Reproduce the rows verbatim, starting at the first row and ending at the row containing "card-title: [ SUBJECT_PROFILE", with both ends included.

── INPUT FOR THIS TASK ──

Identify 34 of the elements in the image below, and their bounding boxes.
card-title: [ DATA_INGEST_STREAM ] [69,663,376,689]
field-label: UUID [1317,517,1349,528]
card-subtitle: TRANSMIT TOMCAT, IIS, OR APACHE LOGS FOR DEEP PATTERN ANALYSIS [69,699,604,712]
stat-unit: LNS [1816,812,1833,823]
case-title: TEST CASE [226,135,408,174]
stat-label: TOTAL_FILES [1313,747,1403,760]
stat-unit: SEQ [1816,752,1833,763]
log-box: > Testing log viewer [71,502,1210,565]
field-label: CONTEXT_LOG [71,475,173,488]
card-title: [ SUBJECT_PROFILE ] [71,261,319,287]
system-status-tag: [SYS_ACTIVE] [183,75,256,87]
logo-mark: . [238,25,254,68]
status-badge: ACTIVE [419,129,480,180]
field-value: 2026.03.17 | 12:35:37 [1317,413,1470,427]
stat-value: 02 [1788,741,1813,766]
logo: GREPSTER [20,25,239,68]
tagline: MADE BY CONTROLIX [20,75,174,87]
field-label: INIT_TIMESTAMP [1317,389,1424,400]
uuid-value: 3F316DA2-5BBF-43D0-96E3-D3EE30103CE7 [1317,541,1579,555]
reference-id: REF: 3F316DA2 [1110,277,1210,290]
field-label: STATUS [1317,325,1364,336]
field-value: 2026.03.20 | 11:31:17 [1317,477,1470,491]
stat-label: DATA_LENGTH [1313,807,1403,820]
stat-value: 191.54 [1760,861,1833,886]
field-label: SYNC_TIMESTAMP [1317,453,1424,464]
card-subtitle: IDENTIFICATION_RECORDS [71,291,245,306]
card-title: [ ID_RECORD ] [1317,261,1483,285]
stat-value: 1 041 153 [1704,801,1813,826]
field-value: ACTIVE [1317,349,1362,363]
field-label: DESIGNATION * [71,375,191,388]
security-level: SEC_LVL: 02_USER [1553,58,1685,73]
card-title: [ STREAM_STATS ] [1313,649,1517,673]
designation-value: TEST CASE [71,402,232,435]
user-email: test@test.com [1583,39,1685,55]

───

**SOLUTION**
Identify 34 of the elements in the image below, and their bounding boxes.
card-title: [ DATA_INGEST_STREAM ] [69,663,376,689]
field-label: UUID [1317,517,1349,528]
card-subtitle: TRANSMIT TOMCAT, IIS, OR APACHE LOGS FOR DEEP PATTERN ANALYSIS [69,699,604,712]
stat-unit: LNS [1816,812,1833,823]
case-title: TEST CASE [226,135,408,174]
stat-label: TOTAL_FILES [1313,747,1403,760]
stat-unit: SEQ [1816,752,1833,763]
log-box: > Testing log viewer [71,502,1210,565]
field-label: CONTEXT_LOG [71,475,173,488]
card-title: [ SUBJECT_PROFILE ] [71,261,319,287]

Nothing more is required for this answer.